*Problem statement*. Report all lines from the entries below in which "this" appears.

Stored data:
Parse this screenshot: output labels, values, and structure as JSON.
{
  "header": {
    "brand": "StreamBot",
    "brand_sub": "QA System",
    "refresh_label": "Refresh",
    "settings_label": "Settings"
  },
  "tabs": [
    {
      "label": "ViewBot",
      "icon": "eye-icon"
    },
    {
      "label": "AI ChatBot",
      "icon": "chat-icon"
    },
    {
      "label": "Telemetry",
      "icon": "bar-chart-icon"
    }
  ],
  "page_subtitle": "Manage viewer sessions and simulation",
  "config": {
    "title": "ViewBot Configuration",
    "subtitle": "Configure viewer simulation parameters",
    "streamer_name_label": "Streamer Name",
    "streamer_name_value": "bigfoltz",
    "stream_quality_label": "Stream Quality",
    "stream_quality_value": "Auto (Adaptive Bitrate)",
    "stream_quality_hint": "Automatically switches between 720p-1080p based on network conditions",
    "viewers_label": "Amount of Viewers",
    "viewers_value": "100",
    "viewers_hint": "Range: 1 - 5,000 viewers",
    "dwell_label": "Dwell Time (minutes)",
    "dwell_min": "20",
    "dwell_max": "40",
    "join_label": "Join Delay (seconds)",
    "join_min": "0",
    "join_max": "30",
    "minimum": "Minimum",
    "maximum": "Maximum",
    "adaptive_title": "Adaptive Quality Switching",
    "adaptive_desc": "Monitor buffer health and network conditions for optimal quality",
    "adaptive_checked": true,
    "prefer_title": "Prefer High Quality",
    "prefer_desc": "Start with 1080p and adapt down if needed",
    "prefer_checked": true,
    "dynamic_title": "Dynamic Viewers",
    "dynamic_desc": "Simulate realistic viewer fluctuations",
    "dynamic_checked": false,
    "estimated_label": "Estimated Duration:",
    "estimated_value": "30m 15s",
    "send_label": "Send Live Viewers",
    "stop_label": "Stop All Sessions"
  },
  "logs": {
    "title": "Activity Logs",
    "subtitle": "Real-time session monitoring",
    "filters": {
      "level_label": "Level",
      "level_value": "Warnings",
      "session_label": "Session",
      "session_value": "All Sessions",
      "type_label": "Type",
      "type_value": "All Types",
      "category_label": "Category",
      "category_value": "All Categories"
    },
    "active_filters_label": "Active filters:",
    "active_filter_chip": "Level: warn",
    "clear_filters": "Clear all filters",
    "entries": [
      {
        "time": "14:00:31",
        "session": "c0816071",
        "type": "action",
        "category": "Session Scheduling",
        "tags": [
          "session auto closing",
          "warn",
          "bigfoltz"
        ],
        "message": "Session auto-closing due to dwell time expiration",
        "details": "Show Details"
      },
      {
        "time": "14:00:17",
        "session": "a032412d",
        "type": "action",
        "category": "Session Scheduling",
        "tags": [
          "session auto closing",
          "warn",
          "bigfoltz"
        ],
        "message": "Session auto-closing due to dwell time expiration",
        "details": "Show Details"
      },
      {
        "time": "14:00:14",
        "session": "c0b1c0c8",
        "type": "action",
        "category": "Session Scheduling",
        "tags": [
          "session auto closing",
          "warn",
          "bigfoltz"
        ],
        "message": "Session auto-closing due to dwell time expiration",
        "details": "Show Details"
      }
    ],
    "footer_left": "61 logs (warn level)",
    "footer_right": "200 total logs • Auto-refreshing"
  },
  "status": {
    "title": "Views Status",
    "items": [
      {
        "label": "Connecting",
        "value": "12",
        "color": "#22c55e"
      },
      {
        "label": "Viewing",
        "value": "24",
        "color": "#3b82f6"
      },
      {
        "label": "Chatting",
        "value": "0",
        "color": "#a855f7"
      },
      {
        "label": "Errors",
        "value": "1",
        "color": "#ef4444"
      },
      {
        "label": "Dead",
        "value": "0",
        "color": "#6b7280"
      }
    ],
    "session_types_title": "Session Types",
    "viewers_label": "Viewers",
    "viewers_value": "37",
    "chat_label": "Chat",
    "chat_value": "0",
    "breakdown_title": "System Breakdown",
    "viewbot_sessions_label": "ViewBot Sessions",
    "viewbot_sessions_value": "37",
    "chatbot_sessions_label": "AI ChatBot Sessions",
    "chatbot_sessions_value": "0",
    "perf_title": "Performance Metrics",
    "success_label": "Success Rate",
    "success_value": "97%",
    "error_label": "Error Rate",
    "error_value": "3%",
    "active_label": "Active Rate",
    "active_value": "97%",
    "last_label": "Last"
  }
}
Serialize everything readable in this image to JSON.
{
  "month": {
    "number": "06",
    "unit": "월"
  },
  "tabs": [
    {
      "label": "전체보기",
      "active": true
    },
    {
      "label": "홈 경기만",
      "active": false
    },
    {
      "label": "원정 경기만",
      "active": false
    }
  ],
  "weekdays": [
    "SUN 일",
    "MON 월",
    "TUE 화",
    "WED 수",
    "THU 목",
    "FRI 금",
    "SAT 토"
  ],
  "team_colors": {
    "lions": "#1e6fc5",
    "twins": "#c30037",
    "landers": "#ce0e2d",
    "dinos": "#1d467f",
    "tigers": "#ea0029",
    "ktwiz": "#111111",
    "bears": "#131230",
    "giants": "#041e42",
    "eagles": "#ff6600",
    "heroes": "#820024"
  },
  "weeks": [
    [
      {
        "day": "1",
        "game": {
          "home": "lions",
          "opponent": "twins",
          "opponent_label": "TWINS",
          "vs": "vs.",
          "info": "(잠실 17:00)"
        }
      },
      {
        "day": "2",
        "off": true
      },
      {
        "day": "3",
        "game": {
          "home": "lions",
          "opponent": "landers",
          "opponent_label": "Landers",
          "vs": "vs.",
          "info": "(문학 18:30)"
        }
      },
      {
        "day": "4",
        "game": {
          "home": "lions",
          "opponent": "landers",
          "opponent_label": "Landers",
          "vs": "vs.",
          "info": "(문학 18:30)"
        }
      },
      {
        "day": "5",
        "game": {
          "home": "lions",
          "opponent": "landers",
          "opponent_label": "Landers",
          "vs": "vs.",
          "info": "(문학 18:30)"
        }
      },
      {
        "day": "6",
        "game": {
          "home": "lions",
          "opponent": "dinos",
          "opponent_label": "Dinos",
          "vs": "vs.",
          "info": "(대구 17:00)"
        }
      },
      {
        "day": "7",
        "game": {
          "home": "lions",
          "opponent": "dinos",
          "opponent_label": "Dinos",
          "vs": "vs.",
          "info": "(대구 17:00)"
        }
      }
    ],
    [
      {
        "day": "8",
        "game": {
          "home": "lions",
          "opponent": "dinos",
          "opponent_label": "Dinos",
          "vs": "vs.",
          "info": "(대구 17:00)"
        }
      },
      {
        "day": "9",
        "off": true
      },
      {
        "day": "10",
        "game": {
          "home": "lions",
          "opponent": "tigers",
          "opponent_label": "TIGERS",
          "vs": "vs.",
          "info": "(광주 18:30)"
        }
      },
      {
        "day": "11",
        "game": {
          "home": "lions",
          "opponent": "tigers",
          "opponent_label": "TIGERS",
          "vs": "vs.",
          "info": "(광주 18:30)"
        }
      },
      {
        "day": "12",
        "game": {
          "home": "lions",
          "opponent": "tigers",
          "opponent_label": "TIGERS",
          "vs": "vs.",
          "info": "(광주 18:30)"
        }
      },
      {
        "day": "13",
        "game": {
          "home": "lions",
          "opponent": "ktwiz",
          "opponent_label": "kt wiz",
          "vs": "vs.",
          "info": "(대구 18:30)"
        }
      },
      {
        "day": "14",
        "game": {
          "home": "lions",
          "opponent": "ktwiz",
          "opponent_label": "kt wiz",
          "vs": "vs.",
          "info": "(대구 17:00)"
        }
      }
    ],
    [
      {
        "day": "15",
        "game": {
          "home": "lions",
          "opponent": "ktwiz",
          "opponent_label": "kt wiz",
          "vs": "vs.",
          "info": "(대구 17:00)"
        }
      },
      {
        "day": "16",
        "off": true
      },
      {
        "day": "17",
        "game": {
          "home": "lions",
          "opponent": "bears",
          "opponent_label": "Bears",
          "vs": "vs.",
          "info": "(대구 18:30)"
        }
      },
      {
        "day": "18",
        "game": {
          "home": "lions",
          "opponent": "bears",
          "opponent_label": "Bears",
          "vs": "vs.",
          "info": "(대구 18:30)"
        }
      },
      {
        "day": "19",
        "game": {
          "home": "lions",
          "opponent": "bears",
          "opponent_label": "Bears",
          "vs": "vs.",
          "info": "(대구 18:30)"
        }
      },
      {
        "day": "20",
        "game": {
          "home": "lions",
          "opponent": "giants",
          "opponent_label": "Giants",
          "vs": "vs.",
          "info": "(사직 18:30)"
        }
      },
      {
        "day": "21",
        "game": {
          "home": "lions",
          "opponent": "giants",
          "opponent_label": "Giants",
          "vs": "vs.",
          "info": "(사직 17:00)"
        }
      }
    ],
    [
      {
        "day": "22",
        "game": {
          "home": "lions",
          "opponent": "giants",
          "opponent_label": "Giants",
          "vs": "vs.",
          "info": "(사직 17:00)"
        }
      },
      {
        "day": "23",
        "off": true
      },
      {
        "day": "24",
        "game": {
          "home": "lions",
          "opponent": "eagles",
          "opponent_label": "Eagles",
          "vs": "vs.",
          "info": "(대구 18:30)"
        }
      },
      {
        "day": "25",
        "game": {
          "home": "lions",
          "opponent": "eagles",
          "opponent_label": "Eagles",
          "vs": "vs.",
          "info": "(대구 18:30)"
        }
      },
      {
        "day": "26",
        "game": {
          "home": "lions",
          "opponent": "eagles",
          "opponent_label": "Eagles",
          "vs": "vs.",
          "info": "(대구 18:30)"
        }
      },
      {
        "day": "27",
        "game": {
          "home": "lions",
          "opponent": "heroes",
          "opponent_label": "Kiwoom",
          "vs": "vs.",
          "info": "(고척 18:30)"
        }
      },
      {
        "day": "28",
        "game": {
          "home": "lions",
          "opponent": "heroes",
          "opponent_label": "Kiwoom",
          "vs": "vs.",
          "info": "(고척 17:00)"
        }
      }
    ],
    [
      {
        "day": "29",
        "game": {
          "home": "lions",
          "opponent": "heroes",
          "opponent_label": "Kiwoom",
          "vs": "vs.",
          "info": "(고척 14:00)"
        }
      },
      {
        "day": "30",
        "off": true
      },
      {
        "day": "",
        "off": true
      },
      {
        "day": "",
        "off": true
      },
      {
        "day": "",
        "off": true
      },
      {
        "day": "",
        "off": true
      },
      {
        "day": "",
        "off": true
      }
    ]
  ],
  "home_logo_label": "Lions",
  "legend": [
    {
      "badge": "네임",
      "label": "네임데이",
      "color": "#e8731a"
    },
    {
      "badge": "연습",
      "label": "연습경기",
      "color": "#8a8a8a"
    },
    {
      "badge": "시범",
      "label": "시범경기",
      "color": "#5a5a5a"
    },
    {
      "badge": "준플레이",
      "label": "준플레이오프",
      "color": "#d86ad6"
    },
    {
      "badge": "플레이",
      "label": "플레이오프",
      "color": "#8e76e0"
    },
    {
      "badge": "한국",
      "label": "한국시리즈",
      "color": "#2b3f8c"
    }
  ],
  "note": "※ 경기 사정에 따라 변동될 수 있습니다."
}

*Solution below*.
Parse this screenshot: output labels, values, and structure as JSON.
Serialize everything readable in this image to JSON.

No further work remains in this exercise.